• _SET PROBLEM_
Tally the lines holding the string "akan" and reply with that number alone.

[Extracted data entries]

※

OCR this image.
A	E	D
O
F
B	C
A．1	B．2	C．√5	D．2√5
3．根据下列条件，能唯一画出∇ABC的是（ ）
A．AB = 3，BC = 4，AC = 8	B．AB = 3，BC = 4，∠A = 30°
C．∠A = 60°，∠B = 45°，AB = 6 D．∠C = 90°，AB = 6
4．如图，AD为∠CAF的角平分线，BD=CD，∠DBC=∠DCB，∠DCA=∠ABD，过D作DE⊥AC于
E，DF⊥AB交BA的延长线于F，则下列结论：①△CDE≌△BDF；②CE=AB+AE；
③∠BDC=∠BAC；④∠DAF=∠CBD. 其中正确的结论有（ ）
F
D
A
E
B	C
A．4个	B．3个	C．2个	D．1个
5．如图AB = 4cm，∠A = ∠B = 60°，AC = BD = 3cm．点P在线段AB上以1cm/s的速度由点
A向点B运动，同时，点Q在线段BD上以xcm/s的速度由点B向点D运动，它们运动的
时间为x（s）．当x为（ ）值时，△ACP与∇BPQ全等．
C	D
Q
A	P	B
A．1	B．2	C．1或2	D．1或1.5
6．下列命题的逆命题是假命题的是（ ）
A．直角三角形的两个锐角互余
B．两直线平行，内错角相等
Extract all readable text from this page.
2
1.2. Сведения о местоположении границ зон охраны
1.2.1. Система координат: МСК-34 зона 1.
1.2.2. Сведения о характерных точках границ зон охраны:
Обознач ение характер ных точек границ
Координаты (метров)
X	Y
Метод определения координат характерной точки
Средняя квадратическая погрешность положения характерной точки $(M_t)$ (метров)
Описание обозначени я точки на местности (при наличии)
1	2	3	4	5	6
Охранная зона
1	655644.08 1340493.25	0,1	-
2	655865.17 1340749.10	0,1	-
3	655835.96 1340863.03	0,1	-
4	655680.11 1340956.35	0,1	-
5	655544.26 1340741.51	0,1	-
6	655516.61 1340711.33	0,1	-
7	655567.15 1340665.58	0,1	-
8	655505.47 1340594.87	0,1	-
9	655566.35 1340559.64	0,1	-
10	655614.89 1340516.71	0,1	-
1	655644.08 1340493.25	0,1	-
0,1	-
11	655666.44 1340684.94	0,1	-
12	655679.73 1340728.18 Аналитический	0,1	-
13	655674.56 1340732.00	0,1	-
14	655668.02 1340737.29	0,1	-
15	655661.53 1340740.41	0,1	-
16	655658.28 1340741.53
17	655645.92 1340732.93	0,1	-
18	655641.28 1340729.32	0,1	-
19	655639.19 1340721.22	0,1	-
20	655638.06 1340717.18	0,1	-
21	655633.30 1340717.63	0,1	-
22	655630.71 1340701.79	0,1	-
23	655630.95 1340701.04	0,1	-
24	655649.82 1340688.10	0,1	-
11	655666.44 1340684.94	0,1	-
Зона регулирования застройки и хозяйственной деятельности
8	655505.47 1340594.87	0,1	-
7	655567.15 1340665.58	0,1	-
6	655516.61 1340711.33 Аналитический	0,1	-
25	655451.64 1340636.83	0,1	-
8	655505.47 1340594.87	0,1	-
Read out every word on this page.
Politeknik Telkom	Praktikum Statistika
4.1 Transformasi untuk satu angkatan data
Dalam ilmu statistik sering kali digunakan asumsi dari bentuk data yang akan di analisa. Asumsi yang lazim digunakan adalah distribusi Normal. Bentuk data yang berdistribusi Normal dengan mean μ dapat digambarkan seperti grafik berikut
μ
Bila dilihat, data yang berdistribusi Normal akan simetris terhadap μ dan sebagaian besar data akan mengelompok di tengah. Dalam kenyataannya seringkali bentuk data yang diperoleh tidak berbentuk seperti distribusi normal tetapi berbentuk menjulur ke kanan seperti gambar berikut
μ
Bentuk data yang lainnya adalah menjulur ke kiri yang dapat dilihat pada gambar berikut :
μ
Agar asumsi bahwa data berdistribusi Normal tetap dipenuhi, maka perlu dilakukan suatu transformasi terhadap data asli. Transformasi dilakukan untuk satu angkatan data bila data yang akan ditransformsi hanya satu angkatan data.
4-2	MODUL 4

※

• _COMPLETE OUTPUT_
3